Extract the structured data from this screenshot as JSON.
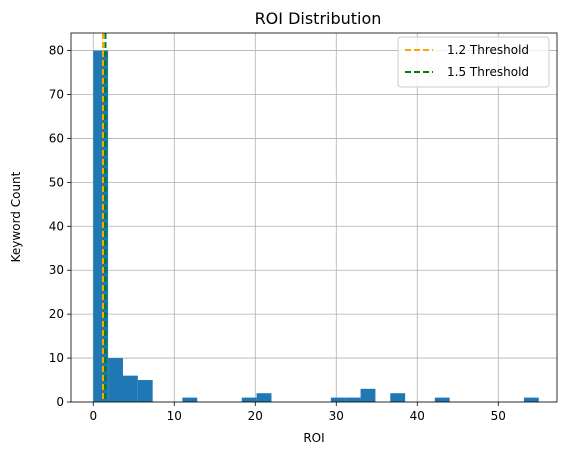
{
  "chart_data": {
    "type": "bar",
    "title": "ROI Distribution",
    "xlabel": "ROI",
    "ylabel": "Keyword Count",
    "xlim": [
      -2.75,
      57.25
    ],
    "ylim": [
      0,
      84
    ],
    "xticks": [
      0,
      10,
      20,
      30,
      40,
      50
    ],
    "yticks": [
      0,
      10,
      20,
      30,
      40,
      50,
      60,
      70,
      80
    ],
    "grid": true,
    "legend_placement": "top-right",
    "bin_width": 1.833,
    "bins": [
      {
        "x0": 0.0,
        "count": 80
      },
      {
        "x0": 1.833,
        "count": 10
      },
      {
        "x0": 3.667,
        "count": 6
      },
      {
        "x0": 5.5,
        "count": 5
      },
      {
        "x0": 11.0,
        "count": 1
      },
      {
        "x0": 18.333,
        "count": 1
      },
      {
        "x0": 20.167,
        "count": 2
      },
      {
        "x0": 29.333,
        "count": 1
      },
      {
        "x0": 31.167,
        "count": 1
      },
      {
        "x0": 33.0,
        "count": 3
      },
      {
        "x0": 36.667,
        "count": 2
      },
      {
        "x0": 42.167,
        "count": 1
      },
      {
        "x0": 53.167,
        "count": 1
      }
    ],
    "thresholds": [
      {
        "name": "1.2 Threshold",
        "x": 1.2,
        "color": "#ffa500"
      },
      {
        "name": "1.5 Threshold",
        "x": 1.5,
        "color": "#008000"
      }
    ],
    "colors": {
      "bar": "#1f77b4",
      "grid": "#b0b0b0"
    }
  }
}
**********
• _Directions for this task_
State the number of lines that contain the string "name", with no other words.

• _Full output_
2